**OBJECTIVE**:
In your copy, include every line of the listing below exactly but none of the pictures.
----- INPUT RECORDS -----
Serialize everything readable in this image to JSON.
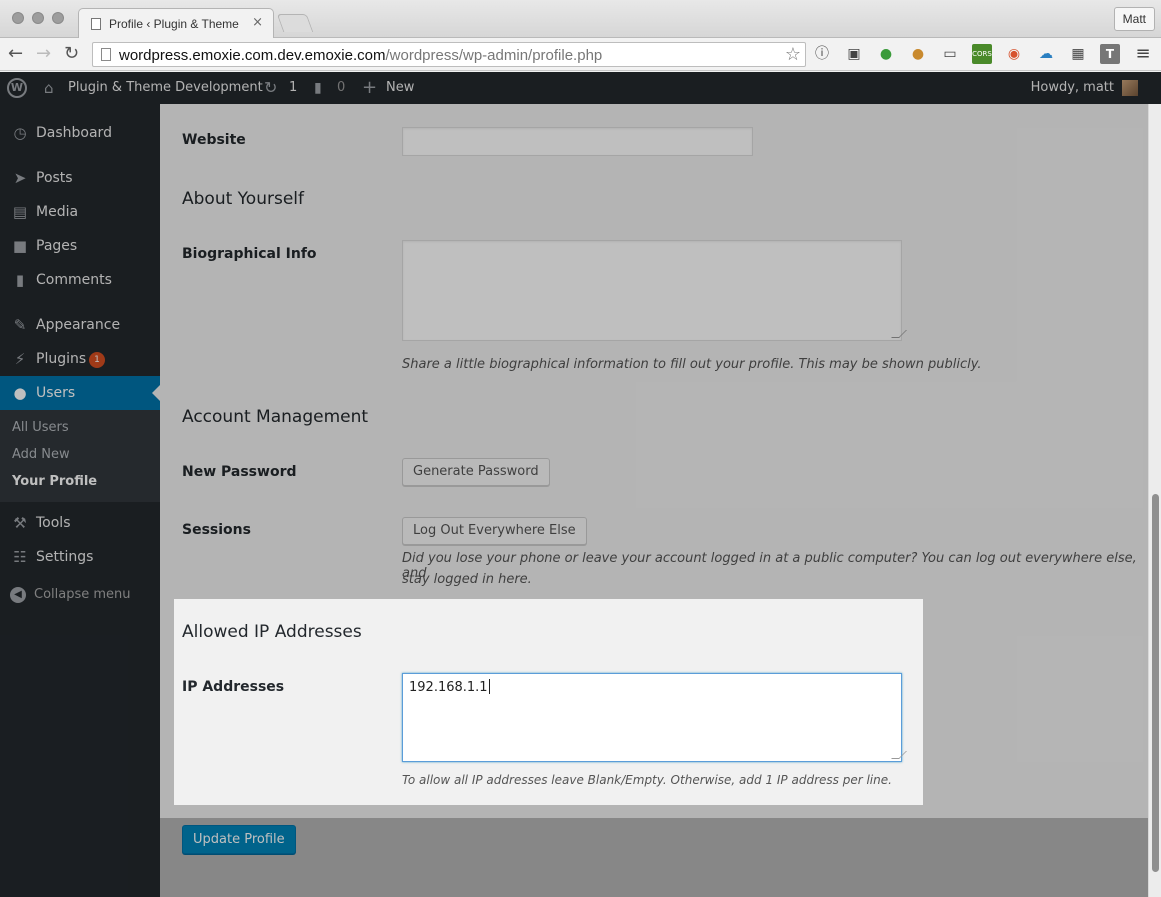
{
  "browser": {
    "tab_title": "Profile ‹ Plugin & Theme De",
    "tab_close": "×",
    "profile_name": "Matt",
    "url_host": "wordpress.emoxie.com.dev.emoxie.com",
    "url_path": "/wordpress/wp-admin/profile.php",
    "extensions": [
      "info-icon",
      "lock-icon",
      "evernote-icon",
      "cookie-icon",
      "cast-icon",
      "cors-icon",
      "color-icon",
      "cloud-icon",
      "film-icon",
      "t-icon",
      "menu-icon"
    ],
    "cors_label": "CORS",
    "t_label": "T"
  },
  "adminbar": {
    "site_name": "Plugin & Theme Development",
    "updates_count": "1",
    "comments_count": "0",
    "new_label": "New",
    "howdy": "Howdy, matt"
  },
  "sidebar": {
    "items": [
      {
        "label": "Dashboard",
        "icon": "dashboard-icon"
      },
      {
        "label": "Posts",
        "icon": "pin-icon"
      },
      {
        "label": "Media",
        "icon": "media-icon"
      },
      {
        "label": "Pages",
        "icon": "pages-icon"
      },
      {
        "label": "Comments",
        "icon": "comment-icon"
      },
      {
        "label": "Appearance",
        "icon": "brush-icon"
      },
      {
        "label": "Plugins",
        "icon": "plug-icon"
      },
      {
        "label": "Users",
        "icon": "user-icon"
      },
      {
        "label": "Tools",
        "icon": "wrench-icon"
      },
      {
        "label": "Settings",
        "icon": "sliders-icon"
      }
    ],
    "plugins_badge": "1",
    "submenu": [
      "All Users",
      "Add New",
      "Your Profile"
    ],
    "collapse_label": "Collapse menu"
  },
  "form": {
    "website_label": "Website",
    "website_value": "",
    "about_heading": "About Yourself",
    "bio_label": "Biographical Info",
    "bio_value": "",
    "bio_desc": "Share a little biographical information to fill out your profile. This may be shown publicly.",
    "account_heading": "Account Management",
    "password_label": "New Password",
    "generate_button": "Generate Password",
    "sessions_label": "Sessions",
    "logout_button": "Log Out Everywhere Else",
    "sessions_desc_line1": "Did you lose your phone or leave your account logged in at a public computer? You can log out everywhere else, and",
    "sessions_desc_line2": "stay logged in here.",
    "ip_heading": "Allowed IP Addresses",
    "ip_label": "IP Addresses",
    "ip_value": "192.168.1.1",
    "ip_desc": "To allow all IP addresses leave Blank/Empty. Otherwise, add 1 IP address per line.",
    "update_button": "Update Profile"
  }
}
-----
**PROBLEM SOLUTION**:
Serialize everything readable in this image to JSON.
{
  "browser": {
    "tab_title": "Profile ‹ Plugin & Theme De",
    "tab_close": "×",
    "profile_name": "Matt",
    "url_host": "wordpress.emoxie.com.dev.emoxie.com",
    "url_path": "/wordpress/wp-admin/profile.php",
    "extensions": [
      "info-icon",
      "lock-icon",
      "evernote-icon",
      "cookie-icon",
      "cast-icon",
      "cors-icon",
      "color-icon",
      "cloud-icon",
      "film-icon",
      "t-icon",
      "menu-icon"
    ],
    "cors_label": "CORS",
    "t_label": "T"
  },
  "adminbar": {
    "site_name": "Plugin & Theme Development",
    "updates_count": "1",
    "comments_count": "0",
    "new_label": "New",
    "howdy": "Howdy, matt"
  },
  "sidebar": {
    "items": [
      {
        "label": "Dashboard",
        "icon": "dashboard-icon"
      },
      {
        "label": "Posts",
        "icon": "pin-icon"
      },
      {
        "label": "Media",
        "icon": "media-icon"
      },
      {
        "label": "Pages",
        "icon": "pages-icon"
      },
      {
        "label": "Comments",
        "icon": "comment-icon"
      },
      {
        "label": "Appearance",
        "icon": "brush-icon"
      },
      {
        "label": "Plugins",
        "icon": "plug-icon"
      },
      {
        "label": "Users",
        "icon": "user-icon"
      },
      {
        "label": "Tools",
        "icon": "wrench-icon"
      },
      {
        "label": "Settings",
        "icon": "sliders-icon"
      }
    ],
    "plugins_badge": "1",
    "submenu": [
      "All Users",
      "Add New",
      "Your Profile"
    ],
    "collapse_label": "Collapse menu"
  },
  "form": {
    "website_label": "Website",
    "website_value": "",
    "about_heading": "About Yourself",
    "bio_label": "Biographical Info",
    "bio_value": "",
    "bio_desc": "Share a little biographical information to fill out your profile. This may be shown publicly.",
    "account_heading": "Account Management",
    "password_label": "New Password",
    "generate_button": "Generate Password",
    "sessions_label": "Sessions",
    "logout_button": "Log Out Everywhere Else",
    "sessions_desc_line1": "Did you lose your phone or leave your account logged in at a public computer? You can log out everywhere else, and",
    "sessions_desc_line2": "stay logged in here.",
    "ip_heading": "Allowed IP Addresses",
    "ip_label": "IP Addresses",
    "ip_value": "192.168.1.1",
    "ip_desc": "To allow all IP addresses leave Blank/Empty. Otherwise, add 1 IP address per line.",
    "update_button": "Update Profile"
  }
}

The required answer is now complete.